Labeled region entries
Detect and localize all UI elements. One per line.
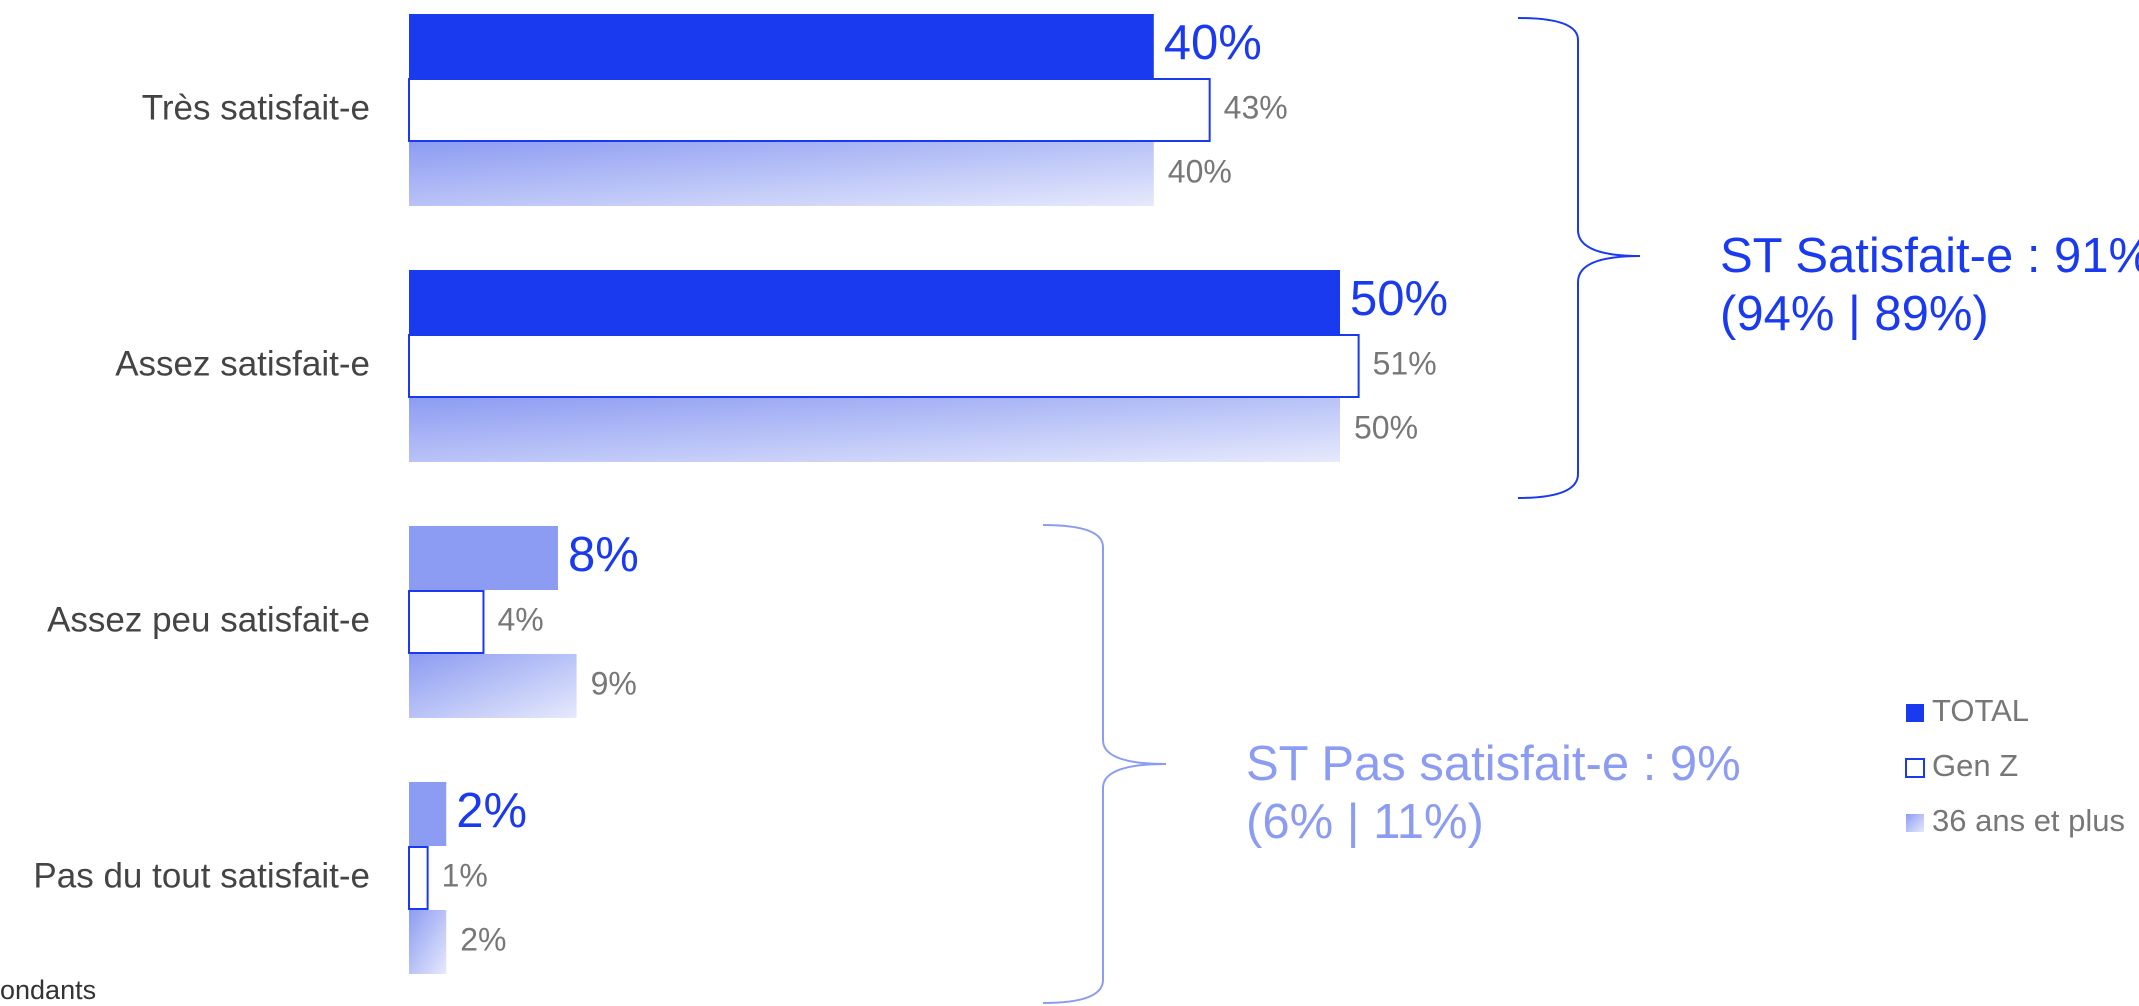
annotation: ST Satisfait-e : 91% (1720, 229, 2139, 283)
legend-label: TOTAL (1932, 693, 2029, 728)
footnote: ondants (0, 975, 96, 1005)
category-label: Très satisfait-e (142, 88, 370, 127)
value-label: 2% (460, 921, 506, 957)
legend-label: Gen Z (1932, 748, 2018, 783)
annotation: (6% | 11%) (1246, 795, 1484, 849)
bar (409, 782, 447, 846)
value-label: 40% (1168, 153, 1232, 189)
bar (408, 590, 485, 654)
bar (409, 526, 558, 590)
value-label: 50% (1354, 409, 1418, 445)
bar (409, 142, 1154, 206)
annotation: (94% | 89%) (1720, 287, 1989, 341)
legend-label: 36 ans et plus (1932, 803, 2125, 838)
value-label: 9% (591, 665, 637, 701)
bar (409, 14, 1154, 78)
value-label: 4% (497, 601, 543, 637)
bar (409, 270, 1340, 334)
legend-swatch (1906, 814, 1924, 832)
bar (409, 654, 577, 718)
category-label: Assez satisfait-e (115, 344, 370, 383)
category-label: Pas du tout satisfait-e (33, 856, 370, 895)
bar (409, 398, 1340, 462)
legend-swatch (1906, 704, 1924, 722)
bracket (1042, 524, 1167, 1004)
value-label: 1% (442, 857, 488, 893)
value-label: 2% (456, 784, 527, 838)
bar (408, 78, 1211, 142)
bar (408, 846, 429, 910)
bar (408, 334, 1360, 398)
value-label: 8% (568, 528, 639, 582)
bar (409, 910, 447, 974)
value-label: 40% (1164, 16, 1262, 70)
value-label: 43% (1224, 89, 1288, 125)
bracket (1517, 17, 1641, 499)
annotation: ST Pas satisfait-e : 9% (1246, 737, 1741, 791)
value-label: 50% (1350, 272, 1448, 326)
legend-swatch (1905, 758, 1925, 778)
value-label: 51% (1373, 345, 1437, 381)
category-label: Assez peu satisfait-e (47, 600, 370, 639)
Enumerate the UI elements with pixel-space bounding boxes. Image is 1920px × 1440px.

**GIVEN TASK:** Reproduce these lines exactly as they appear, omitting the pictures from the output.

**OUTPUT FOR THIS EXERCISE:**
Detect and localize all UI elements. One per line.
annotation: ST Satisfait-e : 91% (1720, 229, 2139, 283)
legend-label: TOTAL (1932, 693, 2029, 728)
footnote: ondants (0, 975, 96, 1005)
category-label: Très satisfait-e (142, 88, 370, 127)
value-label: 2% (460, 921, 506, 957)
legend-label: Gen Z (1932, 748, 2018, 783)
annotation: (6% | 11%) (1246, 795, 1484, 849)
bar (409, 782, 447, 846)
value-label: 40% (1168, 153, 1232, 189)
bar (408, 590, 485, 654)
bar (409, 526, 558, 590)
value-label: 50% (1354, 409, 1418, 445)
bar (409, 142, 1154, 206)
annotation: (94% | 89%) (1720, 287, 1989, 341)
legend-label: 36 ans et plus (1932, 803, 2125, 838)
value-label: 9% (591, 665, 637, 701)
bar (409, 14, 1154, 78)
value-label: 4% (497, 601, 543, 637)
bar (409, 270, 1340, 334)
legend-swatch (1906, 814, 1924, 832)
bar (409, 654, 577, 718)
category-label: Assez satisfait-e (115, 344, 370, 383)
category-label: Pas du tout satisfait-e (33, 856, 370, 895)
bar (409, 398, 1340, 462)
legend-swatch (1906, 704, 1924, 722)
bracket (1042, 524, 1167, 1004)
value-label: 1% (442, 857, 488, 893)
value-label: 2% (456, 784, 527, 838)
bar (408, 78, 1211, 142)
bar (408, 846, 429, 910)
bar (408, 334, 1360, 398)
value-label: 8% (568, 528, 639, 582)
bar (409, 910, 447, 974)
value-label: 40% (1164, 16, 1262, 70)
value-label: 43% (1224, 89, 1288, 125)
bracket (1517, 17, 1641, 499)
annotation: ST Pas satisfait-e : 9% (1246, 737, 1741, 791)
value-label: 50% (1350, 272, 1448, 326)
legend-swatch (1905, 758, 1925, 778)
value-label: 51% (1373, 345, 1437, 381)
category-label: Assez peu satisfait-e (47, 600, 370, 639)
Enumerate the UI elements with pixel-space bounding boxes. Image is 1920px × 1440px.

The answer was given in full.